» **EXERCISE BRIEF**
Copy every line of the following data that includes the string "立方分米".

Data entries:
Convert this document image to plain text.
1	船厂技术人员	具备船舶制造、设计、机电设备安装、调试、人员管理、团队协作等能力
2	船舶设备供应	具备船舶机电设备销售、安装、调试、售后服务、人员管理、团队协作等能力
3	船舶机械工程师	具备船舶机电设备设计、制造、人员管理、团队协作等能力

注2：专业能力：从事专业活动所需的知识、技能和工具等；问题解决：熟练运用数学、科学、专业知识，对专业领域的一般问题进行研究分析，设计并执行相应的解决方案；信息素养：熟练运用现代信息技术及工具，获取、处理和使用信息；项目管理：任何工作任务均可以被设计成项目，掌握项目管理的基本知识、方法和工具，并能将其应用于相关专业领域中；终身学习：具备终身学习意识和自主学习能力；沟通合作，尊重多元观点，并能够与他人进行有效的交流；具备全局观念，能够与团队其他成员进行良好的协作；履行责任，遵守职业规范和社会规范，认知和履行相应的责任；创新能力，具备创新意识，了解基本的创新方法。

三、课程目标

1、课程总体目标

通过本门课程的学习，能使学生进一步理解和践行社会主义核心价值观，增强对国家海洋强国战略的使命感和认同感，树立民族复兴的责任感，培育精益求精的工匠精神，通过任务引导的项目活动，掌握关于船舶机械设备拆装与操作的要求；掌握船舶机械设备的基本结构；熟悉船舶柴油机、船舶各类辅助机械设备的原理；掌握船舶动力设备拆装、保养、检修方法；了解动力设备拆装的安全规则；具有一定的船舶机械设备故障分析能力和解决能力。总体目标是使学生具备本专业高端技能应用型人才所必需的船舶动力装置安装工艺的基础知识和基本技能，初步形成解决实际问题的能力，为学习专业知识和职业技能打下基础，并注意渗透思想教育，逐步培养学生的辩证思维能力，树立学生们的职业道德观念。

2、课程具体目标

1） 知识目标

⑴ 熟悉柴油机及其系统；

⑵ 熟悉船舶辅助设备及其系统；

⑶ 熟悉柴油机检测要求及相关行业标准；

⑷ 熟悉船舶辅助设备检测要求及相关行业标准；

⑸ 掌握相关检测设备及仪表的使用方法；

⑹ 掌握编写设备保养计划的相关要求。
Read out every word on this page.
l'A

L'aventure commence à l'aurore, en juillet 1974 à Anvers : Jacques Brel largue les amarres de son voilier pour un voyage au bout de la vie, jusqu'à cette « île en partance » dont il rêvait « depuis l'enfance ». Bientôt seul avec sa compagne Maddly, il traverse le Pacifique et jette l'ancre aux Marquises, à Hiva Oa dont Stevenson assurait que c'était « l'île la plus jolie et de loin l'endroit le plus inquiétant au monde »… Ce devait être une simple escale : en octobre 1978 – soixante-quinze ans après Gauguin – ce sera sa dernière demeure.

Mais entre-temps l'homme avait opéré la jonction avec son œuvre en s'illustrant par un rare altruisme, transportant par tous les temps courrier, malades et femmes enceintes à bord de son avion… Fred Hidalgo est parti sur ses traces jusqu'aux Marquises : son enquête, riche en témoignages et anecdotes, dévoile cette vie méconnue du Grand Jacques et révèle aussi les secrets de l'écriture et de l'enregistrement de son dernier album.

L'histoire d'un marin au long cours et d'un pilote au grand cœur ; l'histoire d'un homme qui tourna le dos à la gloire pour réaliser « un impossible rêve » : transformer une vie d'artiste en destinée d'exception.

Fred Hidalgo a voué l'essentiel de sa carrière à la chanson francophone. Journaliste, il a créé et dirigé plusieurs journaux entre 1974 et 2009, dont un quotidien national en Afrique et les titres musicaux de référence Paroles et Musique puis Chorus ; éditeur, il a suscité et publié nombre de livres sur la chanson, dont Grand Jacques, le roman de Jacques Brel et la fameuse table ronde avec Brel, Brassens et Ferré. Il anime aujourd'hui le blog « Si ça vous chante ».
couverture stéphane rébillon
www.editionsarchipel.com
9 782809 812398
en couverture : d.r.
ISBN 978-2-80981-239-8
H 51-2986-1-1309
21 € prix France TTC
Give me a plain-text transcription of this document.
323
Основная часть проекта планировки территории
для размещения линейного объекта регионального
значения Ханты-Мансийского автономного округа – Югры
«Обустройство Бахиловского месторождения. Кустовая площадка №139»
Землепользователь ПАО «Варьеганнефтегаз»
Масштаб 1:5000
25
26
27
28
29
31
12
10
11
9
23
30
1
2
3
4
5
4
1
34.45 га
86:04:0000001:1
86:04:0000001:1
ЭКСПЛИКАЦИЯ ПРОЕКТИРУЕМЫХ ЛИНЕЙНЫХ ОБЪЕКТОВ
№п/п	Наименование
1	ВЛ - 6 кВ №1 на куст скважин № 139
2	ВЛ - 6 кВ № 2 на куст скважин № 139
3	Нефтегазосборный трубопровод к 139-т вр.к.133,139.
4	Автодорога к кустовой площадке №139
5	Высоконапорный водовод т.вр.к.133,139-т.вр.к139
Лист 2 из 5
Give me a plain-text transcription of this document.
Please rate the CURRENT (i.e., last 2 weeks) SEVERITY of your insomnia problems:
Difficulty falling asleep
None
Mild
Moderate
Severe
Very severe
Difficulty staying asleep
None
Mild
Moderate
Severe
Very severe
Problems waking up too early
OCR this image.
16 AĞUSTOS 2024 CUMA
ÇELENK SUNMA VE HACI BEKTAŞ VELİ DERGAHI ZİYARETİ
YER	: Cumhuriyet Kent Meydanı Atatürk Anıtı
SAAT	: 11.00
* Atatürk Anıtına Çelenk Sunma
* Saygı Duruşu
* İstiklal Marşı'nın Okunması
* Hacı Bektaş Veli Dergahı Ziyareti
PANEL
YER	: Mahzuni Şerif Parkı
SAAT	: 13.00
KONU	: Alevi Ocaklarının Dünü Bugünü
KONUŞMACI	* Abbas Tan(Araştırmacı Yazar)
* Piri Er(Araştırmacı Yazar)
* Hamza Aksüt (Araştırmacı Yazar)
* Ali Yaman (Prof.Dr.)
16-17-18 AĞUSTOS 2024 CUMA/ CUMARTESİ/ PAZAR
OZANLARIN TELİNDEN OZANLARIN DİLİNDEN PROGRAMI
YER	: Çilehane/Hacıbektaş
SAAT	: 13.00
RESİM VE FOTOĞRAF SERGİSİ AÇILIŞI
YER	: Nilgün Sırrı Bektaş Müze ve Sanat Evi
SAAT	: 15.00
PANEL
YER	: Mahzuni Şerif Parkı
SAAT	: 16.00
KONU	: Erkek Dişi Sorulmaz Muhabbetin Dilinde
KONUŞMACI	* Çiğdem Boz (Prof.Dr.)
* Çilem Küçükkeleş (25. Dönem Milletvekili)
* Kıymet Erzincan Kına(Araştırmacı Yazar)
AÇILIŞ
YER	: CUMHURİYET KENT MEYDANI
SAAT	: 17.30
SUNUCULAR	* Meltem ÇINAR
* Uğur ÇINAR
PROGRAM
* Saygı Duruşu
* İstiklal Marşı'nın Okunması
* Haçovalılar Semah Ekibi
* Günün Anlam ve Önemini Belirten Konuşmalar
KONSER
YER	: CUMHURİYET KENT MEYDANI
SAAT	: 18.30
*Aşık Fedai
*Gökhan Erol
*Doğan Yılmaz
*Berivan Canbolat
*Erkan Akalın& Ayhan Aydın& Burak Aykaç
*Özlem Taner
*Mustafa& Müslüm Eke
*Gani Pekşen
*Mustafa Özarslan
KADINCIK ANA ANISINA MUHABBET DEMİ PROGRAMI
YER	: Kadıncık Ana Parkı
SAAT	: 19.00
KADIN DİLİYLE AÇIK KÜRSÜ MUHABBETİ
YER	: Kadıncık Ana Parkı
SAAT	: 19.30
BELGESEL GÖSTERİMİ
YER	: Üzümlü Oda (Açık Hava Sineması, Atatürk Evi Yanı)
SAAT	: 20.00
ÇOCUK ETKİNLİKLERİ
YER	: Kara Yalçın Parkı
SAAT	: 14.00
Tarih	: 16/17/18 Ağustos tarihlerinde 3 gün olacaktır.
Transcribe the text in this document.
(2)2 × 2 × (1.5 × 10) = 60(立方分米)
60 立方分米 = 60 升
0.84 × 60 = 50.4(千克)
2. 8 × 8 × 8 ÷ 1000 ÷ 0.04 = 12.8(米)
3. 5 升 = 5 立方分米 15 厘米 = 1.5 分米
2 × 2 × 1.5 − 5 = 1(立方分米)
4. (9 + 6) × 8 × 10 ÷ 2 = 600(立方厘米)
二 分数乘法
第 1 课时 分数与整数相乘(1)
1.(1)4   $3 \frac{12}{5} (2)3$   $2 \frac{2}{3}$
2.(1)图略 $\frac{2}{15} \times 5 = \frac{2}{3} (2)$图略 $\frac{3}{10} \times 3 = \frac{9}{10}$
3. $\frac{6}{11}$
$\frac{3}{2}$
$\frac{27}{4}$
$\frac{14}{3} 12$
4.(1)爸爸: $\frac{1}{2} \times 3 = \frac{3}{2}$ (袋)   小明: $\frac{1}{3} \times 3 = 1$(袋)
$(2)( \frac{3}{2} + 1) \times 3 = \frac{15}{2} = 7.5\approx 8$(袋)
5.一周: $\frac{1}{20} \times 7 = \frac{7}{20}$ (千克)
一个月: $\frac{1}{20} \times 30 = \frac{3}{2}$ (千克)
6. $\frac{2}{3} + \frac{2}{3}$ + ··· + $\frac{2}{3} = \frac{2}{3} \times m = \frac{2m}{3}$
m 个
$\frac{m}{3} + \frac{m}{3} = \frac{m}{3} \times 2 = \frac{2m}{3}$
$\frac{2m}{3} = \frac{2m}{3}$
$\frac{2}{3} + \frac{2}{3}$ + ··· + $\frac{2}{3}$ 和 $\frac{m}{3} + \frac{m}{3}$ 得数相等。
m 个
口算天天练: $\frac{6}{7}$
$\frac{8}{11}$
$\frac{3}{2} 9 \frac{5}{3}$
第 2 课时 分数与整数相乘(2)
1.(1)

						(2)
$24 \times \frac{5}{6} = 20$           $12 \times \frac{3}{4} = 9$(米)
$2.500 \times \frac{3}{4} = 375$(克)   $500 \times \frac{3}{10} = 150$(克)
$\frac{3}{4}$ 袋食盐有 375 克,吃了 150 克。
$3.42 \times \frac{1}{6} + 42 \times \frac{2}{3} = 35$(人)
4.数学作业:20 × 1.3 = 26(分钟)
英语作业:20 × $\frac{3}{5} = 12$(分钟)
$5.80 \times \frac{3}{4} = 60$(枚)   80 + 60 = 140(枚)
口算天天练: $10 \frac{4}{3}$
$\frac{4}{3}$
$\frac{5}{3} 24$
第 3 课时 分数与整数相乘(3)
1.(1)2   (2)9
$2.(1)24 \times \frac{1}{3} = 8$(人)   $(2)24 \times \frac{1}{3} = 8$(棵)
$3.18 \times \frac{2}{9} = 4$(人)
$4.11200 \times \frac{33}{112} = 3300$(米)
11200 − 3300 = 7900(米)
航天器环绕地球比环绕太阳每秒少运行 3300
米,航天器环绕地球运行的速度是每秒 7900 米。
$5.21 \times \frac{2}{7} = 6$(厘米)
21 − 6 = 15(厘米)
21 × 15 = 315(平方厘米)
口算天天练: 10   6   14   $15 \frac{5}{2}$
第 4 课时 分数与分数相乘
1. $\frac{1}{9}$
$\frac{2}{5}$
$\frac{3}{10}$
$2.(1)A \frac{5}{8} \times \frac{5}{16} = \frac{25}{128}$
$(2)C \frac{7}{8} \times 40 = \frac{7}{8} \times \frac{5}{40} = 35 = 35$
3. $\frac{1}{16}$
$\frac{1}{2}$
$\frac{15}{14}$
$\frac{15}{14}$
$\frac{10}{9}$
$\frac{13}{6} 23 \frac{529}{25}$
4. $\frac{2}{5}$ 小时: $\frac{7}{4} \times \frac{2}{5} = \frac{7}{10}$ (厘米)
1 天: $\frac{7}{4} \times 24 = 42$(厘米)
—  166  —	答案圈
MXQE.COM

» **FULL ANSWER**
(2)2 × 2 × (1.5 × 10) = 60(立方分米)
60 立方分米 = 60 升
3. 5 升 = 5 立方分米 15 厘米 = 1.5 分米
2 × 2 × 1.5 − 5 = 1(立方分米)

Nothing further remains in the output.